_EXERCISE PROMPT_
Below are records to transcribe exactly, without their pictures.

Part of a data file:
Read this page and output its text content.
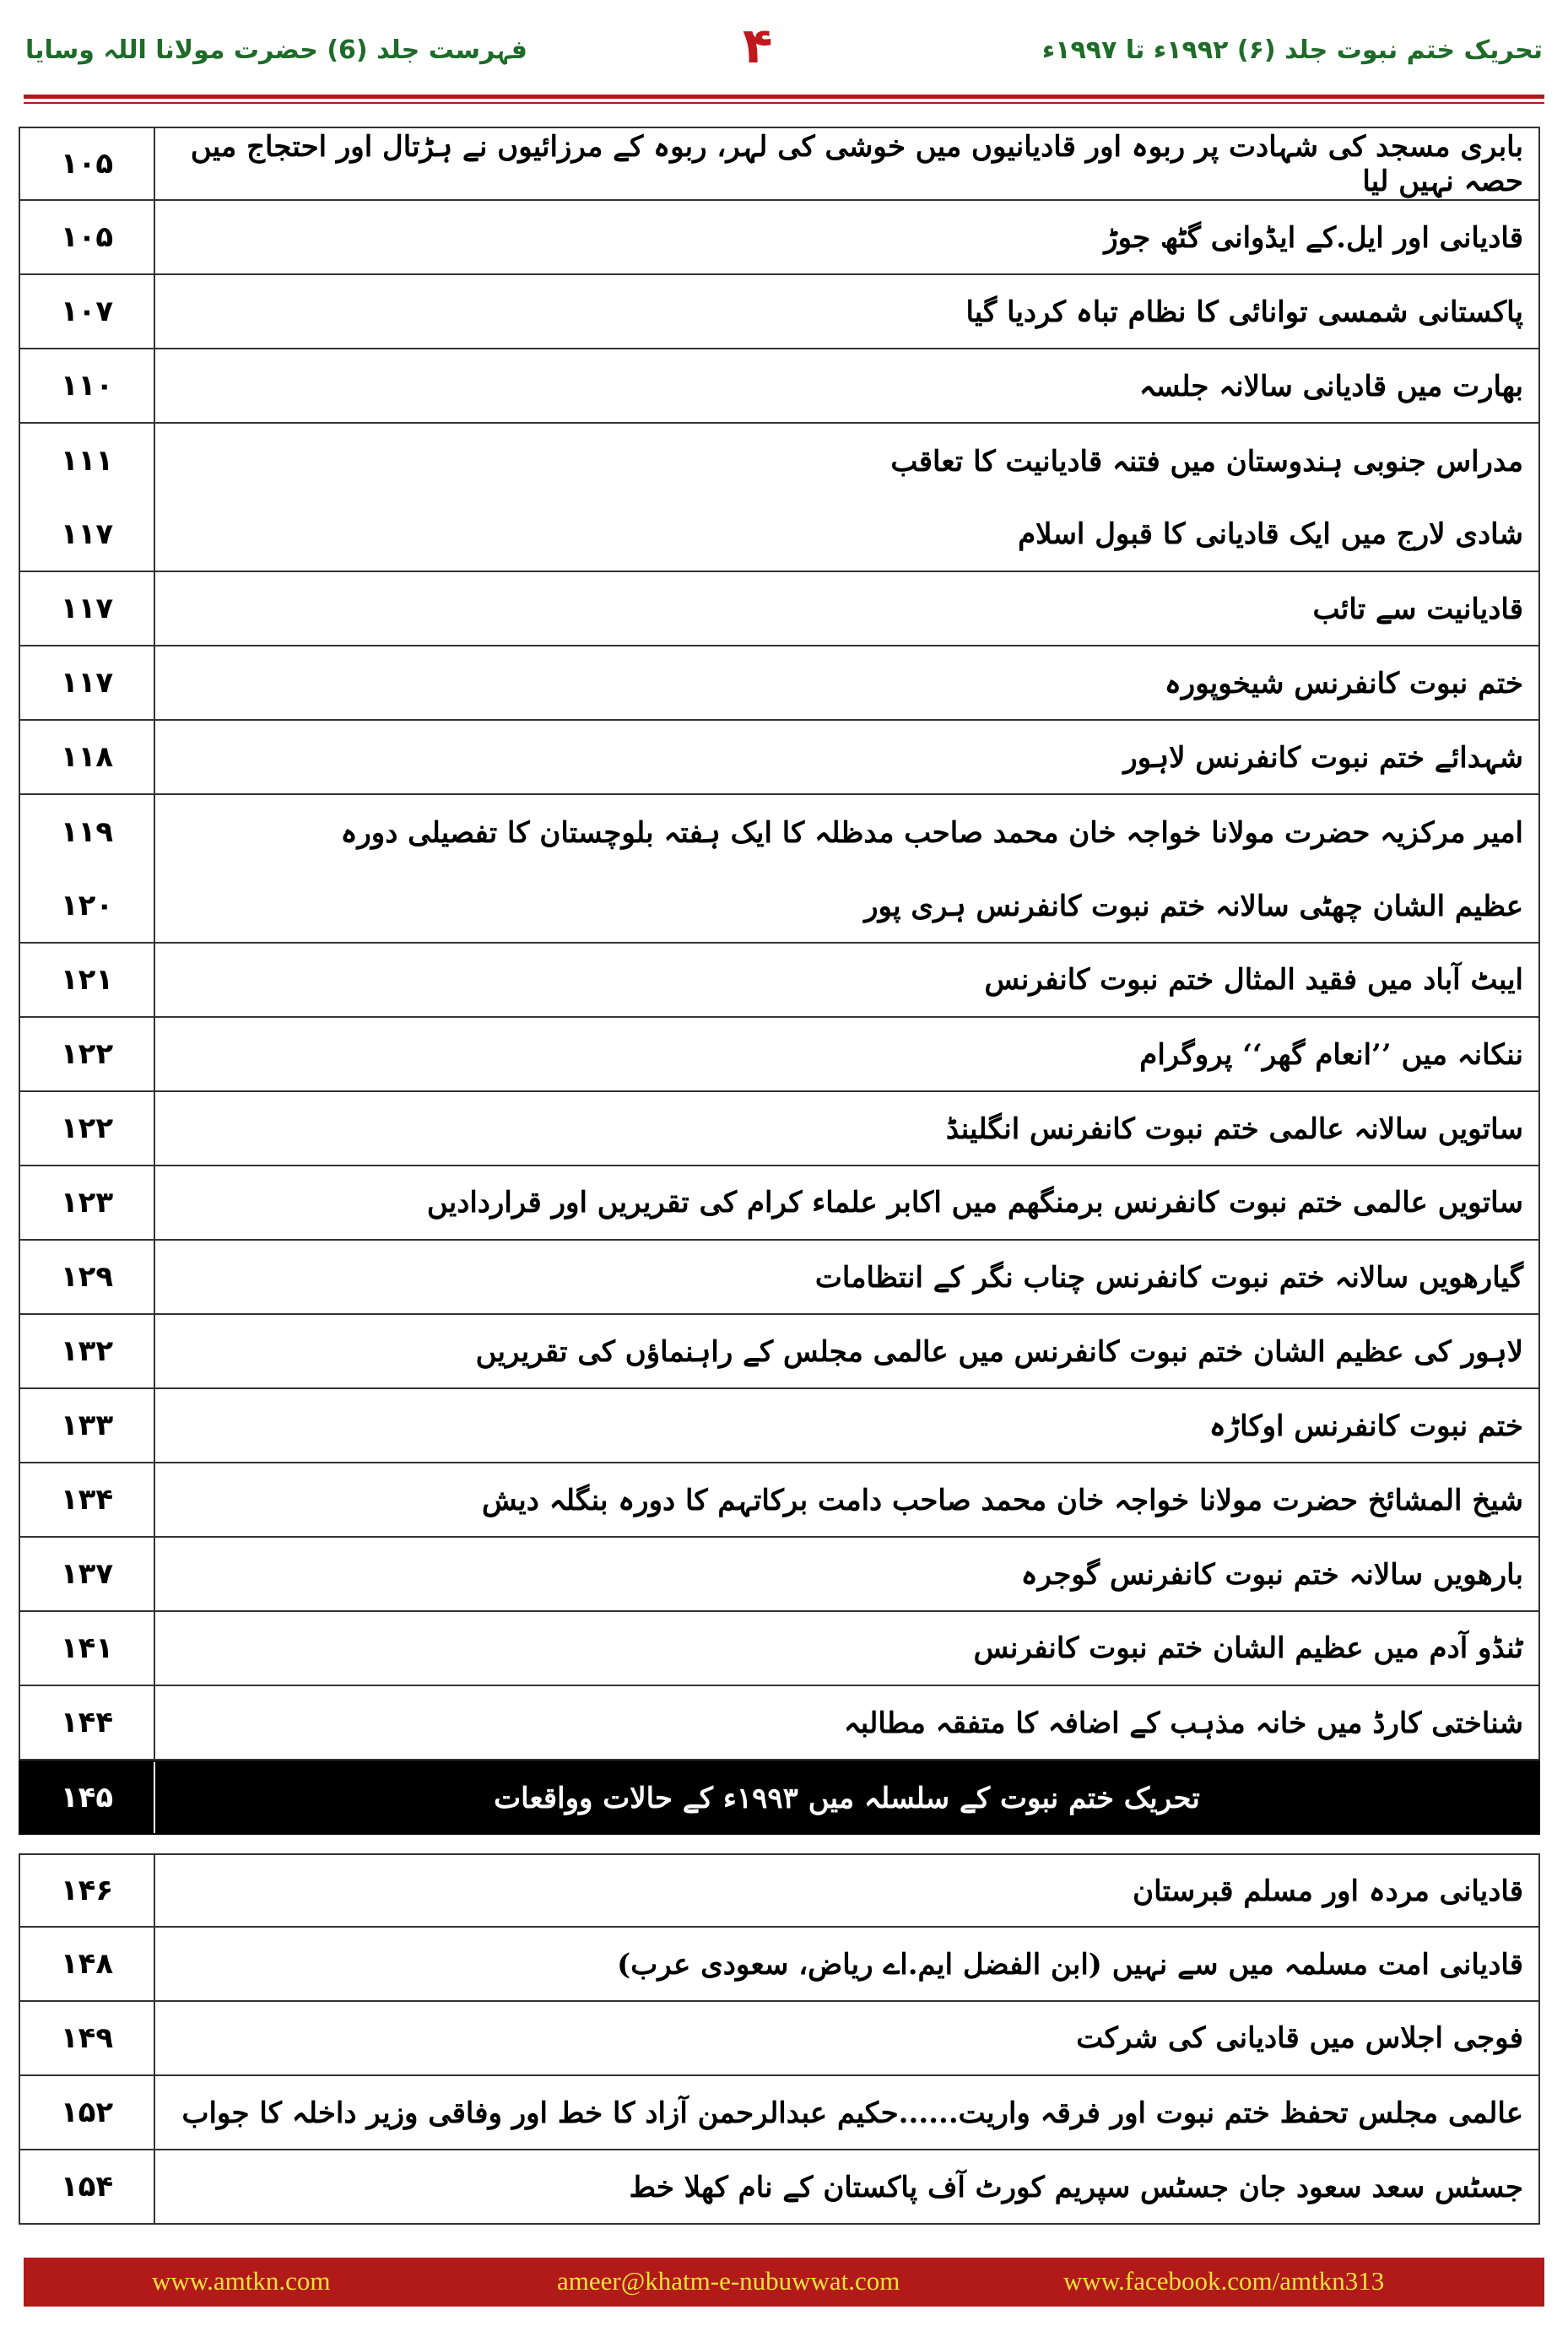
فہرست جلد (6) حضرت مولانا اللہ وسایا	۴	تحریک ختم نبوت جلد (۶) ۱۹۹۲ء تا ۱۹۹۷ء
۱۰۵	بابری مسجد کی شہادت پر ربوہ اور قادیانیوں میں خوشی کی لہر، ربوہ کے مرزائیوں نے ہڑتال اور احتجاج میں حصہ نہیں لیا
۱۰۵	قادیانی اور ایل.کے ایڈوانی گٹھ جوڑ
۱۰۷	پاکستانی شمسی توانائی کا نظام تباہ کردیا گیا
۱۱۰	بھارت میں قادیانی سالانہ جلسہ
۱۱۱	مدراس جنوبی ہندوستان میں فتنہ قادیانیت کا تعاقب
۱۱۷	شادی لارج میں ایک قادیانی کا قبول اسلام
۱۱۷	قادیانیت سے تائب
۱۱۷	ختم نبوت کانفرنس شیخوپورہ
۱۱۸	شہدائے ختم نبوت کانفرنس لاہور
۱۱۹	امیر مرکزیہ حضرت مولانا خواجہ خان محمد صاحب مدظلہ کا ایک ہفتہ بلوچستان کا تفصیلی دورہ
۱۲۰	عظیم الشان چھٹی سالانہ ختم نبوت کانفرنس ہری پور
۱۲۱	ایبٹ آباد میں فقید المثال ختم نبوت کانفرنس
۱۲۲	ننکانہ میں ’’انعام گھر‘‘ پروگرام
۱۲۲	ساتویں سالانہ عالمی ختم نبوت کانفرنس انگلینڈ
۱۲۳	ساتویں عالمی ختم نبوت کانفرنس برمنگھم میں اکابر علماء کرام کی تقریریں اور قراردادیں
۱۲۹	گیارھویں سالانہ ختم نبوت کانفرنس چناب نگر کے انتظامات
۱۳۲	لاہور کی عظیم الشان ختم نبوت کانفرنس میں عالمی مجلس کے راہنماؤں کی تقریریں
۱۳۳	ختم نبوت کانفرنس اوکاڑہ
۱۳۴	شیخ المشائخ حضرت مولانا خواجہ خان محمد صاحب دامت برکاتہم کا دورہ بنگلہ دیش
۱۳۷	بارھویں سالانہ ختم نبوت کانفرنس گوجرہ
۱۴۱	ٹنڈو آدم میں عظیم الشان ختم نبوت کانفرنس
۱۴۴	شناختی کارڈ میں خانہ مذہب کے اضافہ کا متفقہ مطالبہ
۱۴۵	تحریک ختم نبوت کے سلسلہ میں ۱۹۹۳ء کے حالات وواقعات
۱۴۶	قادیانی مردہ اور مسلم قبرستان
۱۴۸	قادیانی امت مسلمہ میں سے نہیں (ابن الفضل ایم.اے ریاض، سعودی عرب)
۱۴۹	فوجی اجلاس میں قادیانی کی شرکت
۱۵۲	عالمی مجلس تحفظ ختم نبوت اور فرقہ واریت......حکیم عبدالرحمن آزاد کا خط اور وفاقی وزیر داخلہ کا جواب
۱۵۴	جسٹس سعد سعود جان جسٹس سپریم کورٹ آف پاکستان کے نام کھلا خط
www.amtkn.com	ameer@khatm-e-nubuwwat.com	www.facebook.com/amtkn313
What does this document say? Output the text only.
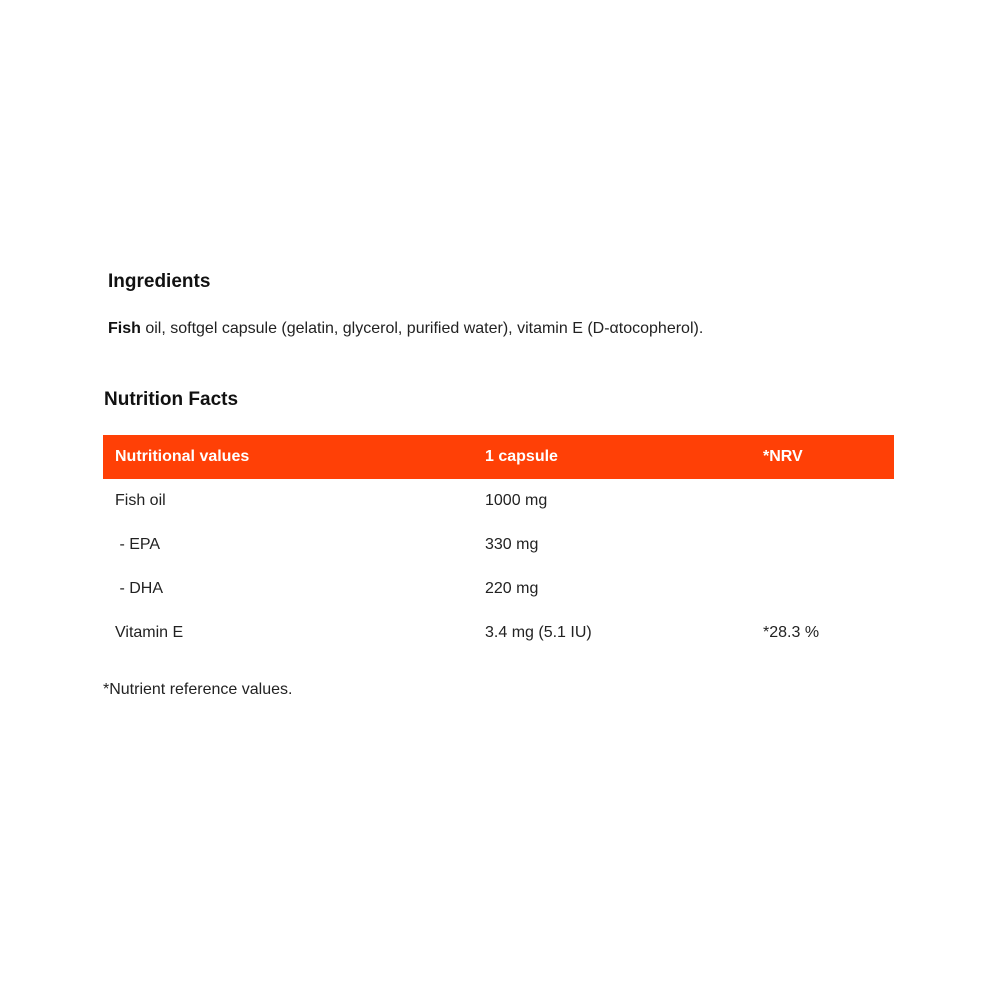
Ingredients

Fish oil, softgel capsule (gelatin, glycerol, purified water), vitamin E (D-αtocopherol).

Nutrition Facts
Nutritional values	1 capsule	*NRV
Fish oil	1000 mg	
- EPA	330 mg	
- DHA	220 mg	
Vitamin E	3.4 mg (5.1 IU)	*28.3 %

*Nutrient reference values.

_RESPONSE FOR THIS EXERCISE_
Read this page and output its text content.
فہرست جلد (6) حضرت مولانا اللہ وسایا	۴	تحریک ختم نبوت جلد (۶) ۱۹۹۲ء تا ۱۹۹۷ء
۱۰۵	بابری مسجد کی شہادت پر ربوہ اور قادیانیوں میں خوشی کی لہر، ربوہ کے مرزائیوں نے ہڑتال اور احتجاج میں حصہ نہیں لیا
۱۰۵	قادیانی اور ایل.کے ایڈوانی گٹھ جوڑ
۱۰۷	پاکستانی شمسی توانائی کا نظام تباہ کردیا گیا
۱۱۰	بھارت میں قادیانی سالانہ جلسہ
۱۱۱	مدراس جنوبی ہندوستان میں فتنہ قادیانیت کا تعاقب
۱۱۷	شادی لارج میں ایک قادیانی کا قبول اسلام
۱۱۷	قادیانیت سے تائب
۱۱۷	ختم نبوت کانفرنس شیخوپورہ
۱۱۸	شہدائے ختم نبوت کانفرنس لاہور
۱۱۹	امیر مرکزیہ حضرت مولانا خواجہ خان محمد صاحب مدظلہ کا ایک ہفتہ بلوچستان کا تفصیلی دورہ
۱۲۰	عظیم الشان چھٹی سالانہ ختم نبوت کانفرنس ہری پور
۱۲۱	ایبٹ آباد میں فقید المثال ختم نبوت کانفرنس
۱۲۲	ننکانہ میں ’’انعام گھر‘‘ پروگرام
۱۲۲	ساتویں سالانہ عالمی ختم نبوت کانفرنس انگلینڈ
۱۲۳	ساتویں عالمی ختم نبوت کانفرنس برمنگھم میں اکابر علماء کرام کی تقریریں اور قراردادیں
۱۲۹	گیارھویں سالانہ ختم نبوت کانفرنس چناب نگر کے انتظامات
۱۳۲	لاہور کی عظیم الشان ختم نبوت کانفرنس میں عالمی مجلس کے راہنماؤں کی تقریریں
۱۳۳	ختم نبوت کانفرنس اوکاڑہ
۱۳۴	شیخ المشائخ حضرت مولانا خواجہ خان محمد صاحب دامت برکاتہم کا دورہ بنگلہ دیش
۱۳۷	بارھویں سالانہ ختم نبوت کانفرنس گوجرہ
۱۴۱	ٹنڈو آدم میں عظیم الشان ختم نبوت کانفرنس
۱۴۴	شناختی کارڈ میں خانہ مذہب کے اضافہ کا متفقہ مطالبہ
۱۴۵	تحریک ختم نبوت کے سلسلہ میں ۱۹۹۳ء کے حالات وواقعات
۱۴۶	قادیانی مردہ اور مسلم قبرستان
۱۴۸	قادیانی امت مسلمہ میں سے نہیں (ابن الفضل ایم.اے ریاض، سعودی عرب)
۱۴۹	فوجی اجلاس میں قادیانی کی شرکت
۱۵۲	عالمی مجلس تحفظ ختم نبوت اور فرقہ واریت......حکیم عبدالرحمن آزاد کا خط اور وفاقی وزیر داخلہ کا جواب
۱۵۴	جسٹس سعد سعود جان جسٹس سپریم کورٹ آف پاکستان کے نام کھلا خط
www.amtkn.com	ameer@khatm-e-nubuwwat.com	www.facebook.com/amtkn313
What does this document say? Output the text only.
Ingredients

Fish oil, softgel capsule (gelatin, glycerol, purified water), vitamin E (D-αtocopherol).

Nutrition Facts
Nutritional values	1 capsule	*NRV
Fish oil	1000 mg	
- EPA	330 mg	
- DHA	220 mg	
Vitamin E	3.4 mg (5.1 IU)	*28.3 %

*Nutrient reference values.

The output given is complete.